→ Stored data

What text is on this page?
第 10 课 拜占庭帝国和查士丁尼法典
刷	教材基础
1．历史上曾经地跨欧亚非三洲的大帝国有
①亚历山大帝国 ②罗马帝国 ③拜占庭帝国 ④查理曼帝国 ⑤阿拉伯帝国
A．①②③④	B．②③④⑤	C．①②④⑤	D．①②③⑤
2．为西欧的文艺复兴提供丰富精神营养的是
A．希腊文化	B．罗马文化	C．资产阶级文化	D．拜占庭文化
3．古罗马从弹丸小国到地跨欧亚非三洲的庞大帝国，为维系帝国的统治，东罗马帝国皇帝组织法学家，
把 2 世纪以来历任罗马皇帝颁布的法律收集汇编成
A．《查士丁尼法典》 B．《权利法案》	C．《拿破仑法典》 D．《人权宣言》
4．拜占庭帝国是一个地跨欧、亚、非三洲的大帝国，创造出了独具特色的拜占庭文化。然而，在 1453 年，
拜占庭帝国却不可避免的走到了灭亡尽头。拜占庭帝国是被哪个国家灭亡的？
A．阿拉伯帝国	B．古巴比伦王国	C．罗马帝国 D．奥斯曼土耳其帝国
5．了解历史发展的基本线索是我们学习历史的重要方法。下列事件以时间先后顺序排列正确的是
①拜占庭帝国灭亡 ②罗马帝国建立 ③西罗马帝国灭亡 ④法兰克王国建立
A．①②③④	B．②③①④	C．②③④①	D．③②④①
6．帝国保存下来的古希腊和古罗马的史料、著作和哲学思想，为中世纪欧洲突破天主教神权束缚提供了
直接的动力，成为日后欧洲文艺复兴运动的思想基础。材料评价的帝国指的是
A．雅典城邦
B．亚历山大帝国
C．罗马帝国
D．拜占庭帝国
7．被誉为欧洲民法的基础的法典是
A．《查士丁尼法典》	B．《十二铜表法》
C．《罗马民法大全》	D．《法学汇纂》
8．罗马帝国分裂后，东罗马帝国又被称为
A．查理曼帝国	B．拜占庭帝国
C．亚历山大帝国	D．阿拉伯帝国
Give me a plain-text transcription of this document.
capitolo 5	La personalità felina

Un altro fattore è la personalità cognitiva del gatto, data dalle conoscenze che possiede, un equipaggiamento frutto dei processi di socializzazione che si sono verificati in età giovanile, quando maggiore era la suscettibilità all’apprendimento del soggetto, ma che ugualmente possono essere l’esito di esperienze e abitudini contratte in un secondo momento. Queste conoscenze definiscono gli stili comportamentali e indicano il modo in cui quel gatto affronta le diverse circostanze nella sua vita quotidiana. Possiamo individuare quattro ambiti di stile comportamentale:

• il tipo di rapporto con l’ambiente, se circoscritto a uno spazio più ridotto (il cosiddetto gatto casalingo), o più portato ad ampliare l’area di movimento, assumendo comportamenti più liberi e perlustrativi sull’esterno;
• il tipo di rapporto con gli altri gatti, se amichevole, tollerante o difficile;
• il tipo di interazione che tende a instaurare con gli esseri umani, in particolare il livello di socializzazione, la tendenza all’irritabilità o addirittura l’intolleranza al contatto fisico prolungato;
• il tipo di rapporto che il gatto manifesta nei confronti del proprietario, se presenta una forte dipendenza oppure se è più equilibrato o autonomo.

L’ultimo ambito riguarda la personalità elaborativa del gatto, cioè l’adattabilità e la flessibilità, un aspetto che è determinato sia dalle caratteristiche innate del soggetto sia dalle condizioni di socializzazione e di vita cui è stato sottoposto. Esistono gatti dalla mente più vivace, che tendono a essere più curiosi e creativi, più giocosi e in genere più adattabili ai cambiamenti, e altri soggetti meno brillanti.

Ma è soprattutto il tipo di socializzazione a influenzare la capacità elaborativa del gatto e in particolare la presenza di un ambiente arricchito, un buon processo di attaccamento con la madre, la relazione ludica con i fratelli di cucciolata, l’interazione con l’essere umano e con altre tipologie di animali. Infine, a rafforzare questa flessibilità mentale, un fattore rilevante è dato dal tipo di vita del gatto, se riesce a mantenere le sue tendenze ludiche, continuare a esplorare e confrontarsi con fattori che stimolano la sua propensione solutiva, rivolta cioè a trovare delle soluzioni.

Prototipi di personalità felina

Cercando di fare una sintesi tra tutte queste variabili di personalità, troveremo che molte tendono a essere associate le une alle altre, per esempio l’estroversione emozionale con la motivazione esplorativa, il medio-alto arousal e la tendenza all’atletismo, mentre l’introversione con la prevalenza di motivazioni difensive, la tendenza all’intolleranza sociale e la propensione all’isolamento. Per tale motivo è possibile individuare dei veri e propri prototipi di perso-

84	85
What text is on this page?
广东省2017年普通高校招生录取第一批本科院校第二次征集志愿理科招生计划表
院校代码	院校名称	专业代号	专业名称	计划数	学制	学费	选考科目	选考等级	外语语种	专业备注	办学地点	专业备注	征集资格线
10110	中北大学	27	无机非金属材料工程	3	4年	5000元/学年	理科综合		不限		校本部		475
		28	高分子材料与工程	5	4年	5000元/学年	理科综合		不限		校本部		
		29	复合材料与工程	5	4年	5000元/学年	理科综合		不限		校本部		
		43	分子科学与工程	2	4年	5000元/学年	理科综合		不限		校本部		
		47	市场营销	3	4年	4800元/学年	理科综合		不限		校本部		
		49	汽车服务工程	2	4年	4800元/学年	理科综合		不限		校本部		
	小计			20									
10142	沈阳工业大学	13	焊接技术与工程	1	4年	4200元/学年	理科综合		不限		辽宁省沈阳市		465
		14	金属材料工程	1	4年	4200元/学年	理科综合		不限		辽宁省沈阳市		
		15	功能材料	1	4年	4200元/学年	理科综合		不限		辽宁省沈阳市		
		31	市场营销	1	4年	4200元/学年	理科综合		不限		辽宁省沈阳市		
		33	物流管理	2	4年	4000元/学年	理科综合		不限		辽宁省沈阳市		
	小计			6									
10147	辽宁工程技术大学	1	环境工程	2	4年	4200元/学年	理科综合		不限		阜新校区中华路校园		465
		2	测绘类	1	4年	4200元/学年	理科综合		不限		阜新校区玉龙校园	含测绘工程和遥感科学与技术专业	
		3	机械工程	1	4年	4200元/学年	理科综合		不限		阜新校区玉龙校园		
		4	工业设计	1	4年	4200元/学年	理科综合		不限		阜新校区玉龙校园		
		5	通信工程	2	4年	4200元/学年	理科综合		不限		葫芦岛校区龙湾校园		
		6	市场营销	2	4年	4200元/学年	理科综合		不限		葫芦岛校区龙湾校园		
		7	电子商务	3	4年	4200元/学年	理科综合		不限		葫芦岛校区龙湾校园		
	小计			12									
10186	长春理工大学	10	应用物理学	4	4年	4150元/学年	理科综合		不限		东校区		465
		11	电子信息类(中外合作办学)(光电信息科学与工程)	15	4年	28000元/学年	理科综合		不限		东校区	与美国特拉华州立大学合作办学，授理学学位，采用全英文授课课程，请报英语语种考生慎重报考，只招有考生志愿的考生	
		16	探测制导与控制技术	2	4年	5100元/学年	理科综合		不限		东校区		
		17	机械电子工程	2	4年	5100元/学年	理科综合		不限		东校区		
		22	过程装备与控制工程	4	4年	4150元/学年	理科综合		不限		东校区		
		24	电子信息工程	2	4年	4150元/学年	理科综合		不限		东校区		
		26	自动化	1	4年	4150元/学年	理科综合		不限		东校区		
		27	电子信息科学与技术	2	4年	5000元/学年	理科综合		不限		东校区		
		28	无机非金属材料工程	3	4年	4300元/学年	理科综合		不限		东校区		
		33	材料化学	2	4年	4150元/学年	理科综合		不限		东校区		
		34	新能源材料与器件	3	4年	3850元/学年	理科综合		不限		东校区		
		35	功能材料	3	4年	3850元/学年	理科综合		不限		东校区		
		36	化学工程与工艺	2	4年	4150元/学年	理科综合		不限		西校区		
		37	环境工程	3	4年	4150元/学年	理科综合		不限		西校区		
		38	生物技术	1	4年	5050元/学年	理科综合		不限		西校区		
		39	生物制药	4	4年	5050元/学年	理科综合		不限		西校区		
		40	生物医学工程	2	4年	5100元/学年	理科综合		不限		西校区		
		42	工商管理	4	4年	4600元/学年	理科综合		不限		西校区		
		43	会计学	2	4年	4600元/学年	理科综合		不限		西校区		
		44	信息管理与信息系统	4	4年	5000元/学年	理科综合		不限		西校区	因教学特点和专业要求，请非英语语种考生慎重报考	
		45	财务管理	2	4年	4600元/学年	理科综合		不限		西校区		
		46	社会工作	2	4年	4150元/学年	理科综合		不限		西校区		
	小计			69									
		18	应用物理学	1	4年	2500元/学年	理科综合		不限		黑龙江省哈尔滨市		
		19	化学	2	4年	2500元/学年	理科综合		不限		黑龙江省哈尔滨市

→ The problem
Which lines contain the word "功能材料"? Return each of them.

→ Answer below
		15	功能材料	1	4年	4200元/学年	理科综合		不限		辽宁省沈阳市		
		35	功能材料	3	4年	3850元/学年	理科综合		不限		东校区		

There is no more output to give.